> _SOURCE RECORDS_
━━━━━━━━━━

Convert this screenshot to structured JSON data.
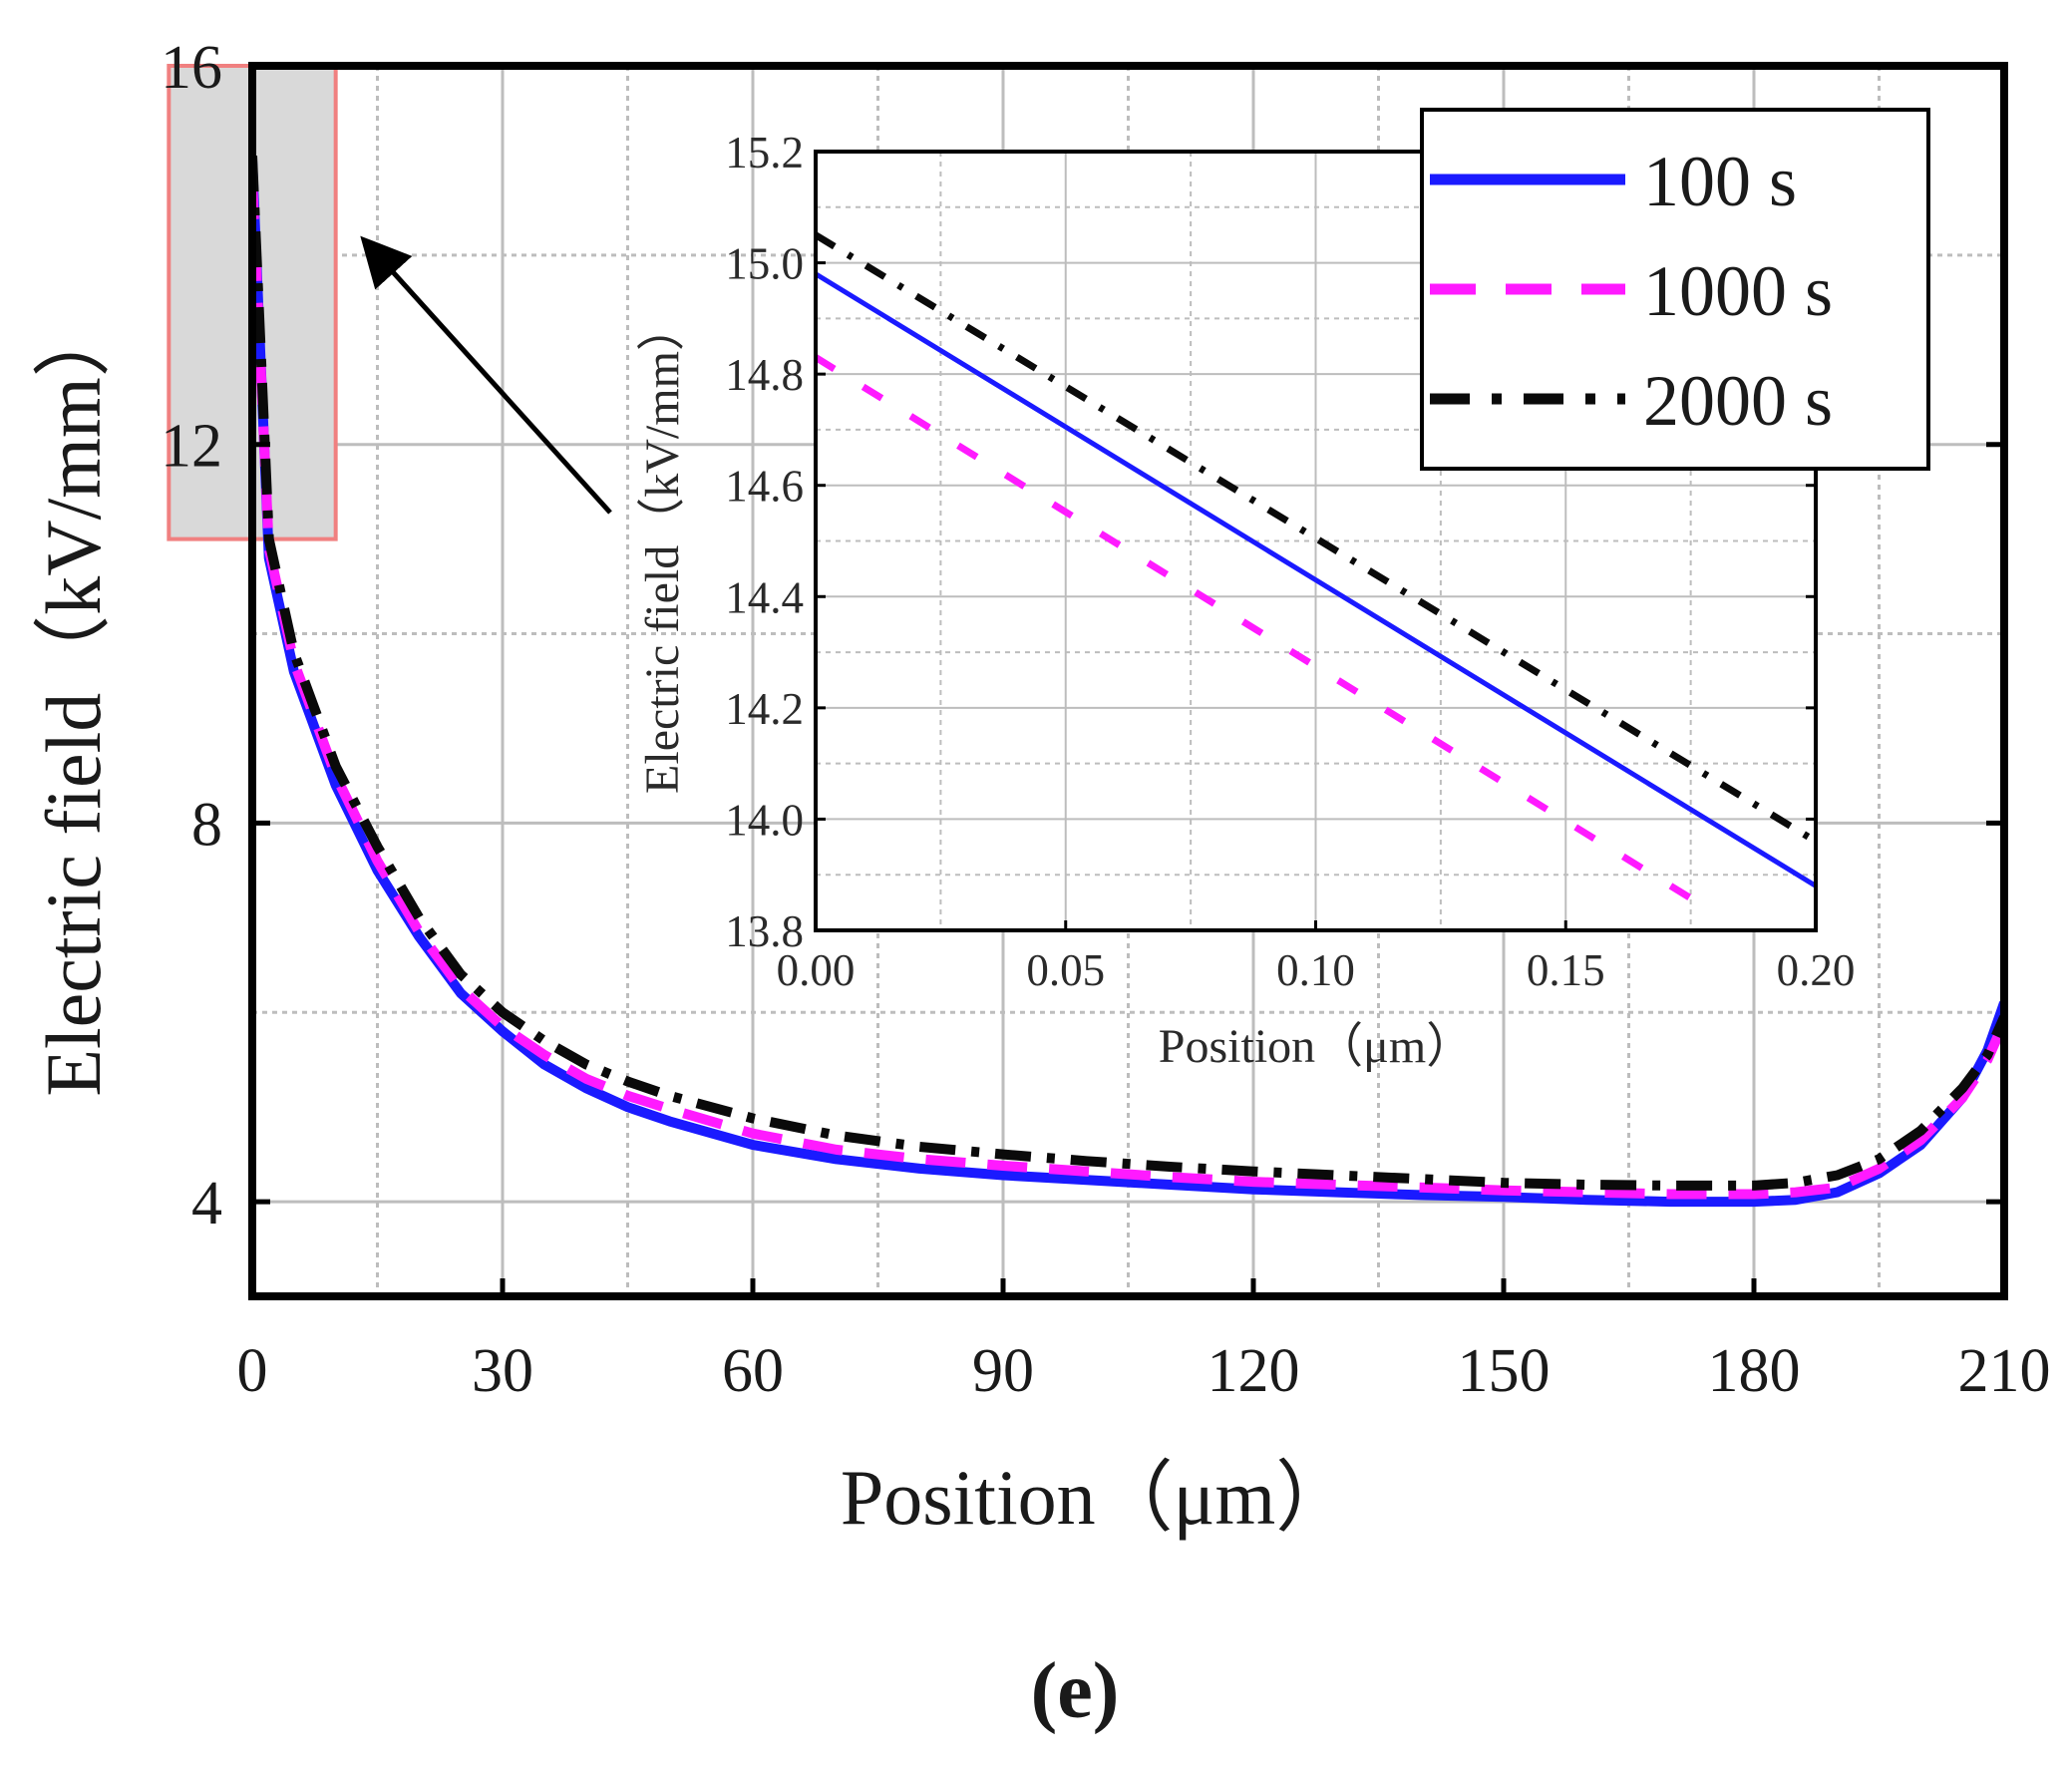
{
  "panel_label": "(e)",
  "colors": {
    "series_100": "#1a1aff",
    "series_1000": "#ff1aff",
    "series_2000": "#0a0a0a",
    "grid": "#bdbdbd",
    "highlight_fill": "#d9d9d9",
    "highlight_border": "#f08080"
  },
  "chart_data": [
    {
      "type": "line",
      "id": "main",
      "xlabel": "Position（μm）",
      "ylabel": "Electric field（kV/mm）",
      "xlim": [
        0,
        210
      ],
      "ylim": [
        3,
        16
      ],
      "xticks": [
        0,
        30,
        60,
        90,
        120,
        150,
        180,
        210
      ],
      "xtick_labels": [
        "0",
        "30",
        "60",
        "90",
        "120",
        "150",
        "180",
        "210"
      ],
      "yticks": [
        4,
        8,
        12,
        16
      ],
      "ytick_labels": [
        "4",
        "8",
        "12",
        "16"
      ],
      "grid": true,
      "legend": {
        "placement": "top-right",
        "entries": [
          "100 s",
          "1000 s",
          "2000 s"
        ]
      },
      "zoom_region": {
        "x": [
          -10,
          10
        ],
        "y": [
          11,
          16
        ]
      },
      "series": [
        {
          "name": "100 s",
          "style": "solid",
          "x": [
            0,
            2,
            5,
            10,
            15,
            20,
            25,
            30,
            35,
            40,
            45,
            50,
            60,
            70,
            80,
            90,
            100,
            110,
            120,
            130,
            140,
            150,
            160,
            170,
            180,
            185,
            190,
            195,
            200,
            205,
            208,
            210
          ],
          "y": [
            15.0,
            10.8,
            9.6,
            8.4,
            7.5,
            6.8,
            6.2,
            5.8,
            5.45,
            5.2,
            5.0,
            4.85,
            4.6,
            4.45,
            4.35,
            4.28,
            4.23,
            4.18,
            4.13,
            4.1,
            4.07,
            4.05,
            4.02,
            4.0,
            4.0,
            4.02,
            4.1,
            4.3,
            4.6,
            5.1,
            5.6,
            6.1
          ]
        },
        {
          "name": "1000 s",
          "style": "dashed",
          "x": [
            0,
            2,
            5,
            10,
            15,
            20,
            25,
            30,
            35,
            40,
            45,
            50,
            60,
            70,
            80,
            90,
            100,
            110,
            120,
            130,
            140,
            150,
            160,
            170,
            180,
            185,
            190,
            195,
            200,
            205,
            208,
            210
          ],
          "y": [
            14.8,
            10.9,
            9.7,
            8.5,
            7.6,
            6.85,
            6.25,
            5.85,
            5.55,
            5.3,
            5.12,
            4.98,
            4.72,
            4.55,
            4.45,
            4.38,
            4.32,
            4.26,
            4.21,
            4.18,
            4.15,
            4.12,
            4.1,
            4.08,
            4.08,
            4.1,
            4.15,
            4.35,
            4.65,
            5.1,
            5.5,
            5.9
          ]
        },
        {
          "name": "2000 s",
          "style": "dash-dot",
          "x": [
            0,
            2,
            5,
            10,
            15,
            20,
            25,
            30,
            35,
            40,
            45,
            50,
            60,
            70,
            80,
            90,
            100,
            110,
            120,
            130,
            140,
            150,
            160,
            170,
            180,
            185,
            190,
            195,
            200,
            205,
            208,
            210
          ],
          "y": [
            15.05,
            11.0,
            9.8,
            8.6,
            7.75,
            7.0,
            6.4,
            6.0,
            5.7,
            5.45,
            5.27,
            5.12,
            4.88,
            4.7,
            4.58,
            4.5,
            4.43,
            4.37,
            4.32,
            4.28,
            4.24,
            4.2,
            4.18,
            4.17,
            4.17,
            4.2,
            4.28,
            4.45,
            4.75,
            5.2,
            5.55,
            5.95
          ]
        }
      ]
    },
    {
      "type": "line",
      "id": "inset",
      "xlabel": "Position（μm）",
      "ylabel": "Electric field（kV/mm）",
      "xlim": [
        0,
        0.2
      ],
      "ylim": [
        13.8,
        15.2
      ],
      "xticks": [
        0,
        0.05,
        0.1,
        0.15,
        0.2
      ],
      "xtick_labels": [
        "0.00",
        "0.05",
        "0.10",
        "0.15",
        "0.20"
      ],
      "yticks": [
        13.8,
        14.0,
        14.2,
        14.4,
        14.6,
        14.8,
        15.0,
        15.2
      ],
      "ytick_labels": [
        "13.8",
        "14.0",
        "14.2",
        "14.4",
        "14.6",
        "14.8",
        "15.0",
        "15.2"
      ],
      "grid": true,
      "series": [
        {
          "name": "100 s",
          "style": "solid",
          "x": [
            0,
            0.2
          ],
          "y": [
            14.98,
            13.88
          ]
        },
        {
          "name": "1000 s",
          "style": "dashed",
          "x": [
            0,
            0.18
          ],
          "y": [
            14.83,
            13.83
          ]
        },
        {
          "name": "2000 s",
          "style": "dash-dot",
          "x": [
            0,
            0.2
          ],
          "y": [
            15.05,
            13.96
          ]
        }
      ]
    }
  ]
}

━━━━━━━━━━

> _EXERCISE DIRECTIONS_
All of the material above needs to be restated exactly, with no pictures.

> _ANSWER TO THIS TASK_
Convert this screenshot to structured JSON data.
{
  "panel_label": "(e)",
  "colors": {
    "series_100": "#1a1aff",
    "series_1000": "#ff1aff",
    "series_2000": "#0a0a0a",
    "grid": "#bdbdbd",
    "highlight_fill": "#d9d9d9",
    "highlight_border": "#f08080"
  },
  "chart_data": [
    {
      "type": "line",
      "id": "main",
      "xlabel": "Position（μm）",
      "ylabel": "Electric field（kV/mm）",
      "xlim": [
        0,
        210
      ],
      "ylim": [
        3,
        16
      ],
      "xticks": [
        0,
        30,
        60,
        90,
        120,
        150,
        180,
        210
      ],
      "xtick_labels": [
        "0",
        "30",
        "60",
        "90",
        "120",
        "150",
        "180",
        "210"
      ],
      "yticks": [
        4,
        8,
        12,
        16
      ],
      "ytick_labels": [
        "4",
        "8",
        "12",
        "16"
      ],
      "grid": true,
      "legend": {
        "placement": "top-right",
        "entries": [
          "100 s",
          "1000 s",
          "2000 s"
        ]
      },
      "zoom_region": {
        "x": [
          -10,
          10
        ],
        "y": [
          11,
          16
        ]
      },
      "series": [
        {
          "name": "100 s",
          "style": "solid",
          "x": [
            0,
            2,
            5,
            10,
            15,
            20,
            25,
            30,
            35,
            40,
            45,
            50,
            60,
            70,
            80,
            90,
            100,
            110,
            120,
            130,
            140,
            150,
            160,
            170,
            180,
            185,
            190,
            195,
            200,
            205,
            208,
            210
          ],
          "y": [
            15.0,
            10.8,
            9.6,
            8.4,
            7.5,
            6.8,
            6.2,
            5.8,
            5.45,
            5.2,
            5.0,
            4.85,
            4.6,
            4.45,
            4.35,
            4.28,
            4.23,
            4.18,
            4.13,
            4.1,
            4.07,
            4.05,
            4.02,
            4.0,
            4.0,
            4.02,
            4.1,
            4.3,
            4.6,
            5.1,
            5.6,
            6.1
          ]
        },
        {
          "name": "1000 s",
          "style": "dashed",
          "x": [
            0,
            2,
            5,
            10,
            15,
            20,
            25,
            30,
            35,
            40,
            45,
            50,
            60,
            70,
            80,
            90,
            100,
            110,
            120,
            130,
            140,
            150,
            160,
            170,
            180,
            185,
            190,
            195,
            200,
            205,
            208,
            210
          ],
          "y": [
            14.8,
            10.9,
            9.7,
            8.5,
            7.6,
            6.85,
            6.25,
            5.85,
            5.55,
            5.3,
            5.12,
            4.98,
            4.72,
            4.55,
            4.45,
            4.38,
            4.32,
            4.26,
            4.21,
            4.18,
            4.15,
            4.12,
            4.1,
            4.08,
            4.08,
            4.1,
            4.15,
            4.35,
            4.65,
            5.1,
            5.5,
            5.9
          ]
        },
        {
          "name": "2000 s",
          "style": "dash-dot",
          "x": [
            0,
            2,
            5,
            10,
            15,
            20,
            25,
            30,
            35,
            40,
            45,
            50,
            60,
            70,
            80,
            90,
            100,
            110,
            120,
            130,
            140,
            150,
            160,
            170,
            180,
            185,
            190,
            195,
            200,
            205,
            208,
            210
          ],
          "y": [
            15.05,
            11.0,
            9.8,
            8.6,
            7.75,
            7.0,
            6.4,
            6.0,
            5.7,
            5.45,
            5.27,
            5.12,
            4.88,
            4.7,
            4.58,
            4.5,
            4.43,
            4.37,
            4.32,
            4.28,
            4.24,
            4.2,
            4.18,
            4.17,
            4.17,
            4.2,
            4.28,
            4.45,
            4.75,
            5.2,
            5.55,
            5.95
          ]
        }
      ]
    },
    {
      "type": "line",
      "id": "inset",
      "xlabel": "Position（μm）",
      "ylabel": "Electric field（kV/mm）",
      "xlim": [
        0,
        0.2
      ],
      "ylim": [
        13.8,
        15.2
      ],
      "xticks": [
        0,
        0.05,
        0.1,
        0.15,
        0.2
      ],
      "xtick_labels": [
        "0.00",
        "0.05",
        "0.10",
        "0.15",
        "0.20"
      ],
      "yticks": [
        13.8,
        14.0,
        14.2,
        14.4,
        14.6,
        14.8,
        15.0,
        15.2
      ],
      "ytick_labels": [
        "13.8",
        "14.0",
        "14.2",
        "14.4",
        "14.6",
        "14.8",
        "15.0",
        "15.2"
      ],
      "grid": true,
      "series": [
        {
          "name": "100 s",
          "style": "solid",
          "x": [
            0,
            0.2
          ],
          "y": [
            14.98,
            13.88
          ]
        },
        {
          "name": "1000 s",
          "style": "dashed",
          "x": [
            0,
            0.18
          ],
          "y": [
            14.83,
            13.83
          ]
        },
        {
          "name": "2000 s",
          "style": "dash-dot",
          "x": [
            0,
            0.2
          ],
          "y": [
            15.05,
            13.96
          ]
        }
      ]
    }
  ]
}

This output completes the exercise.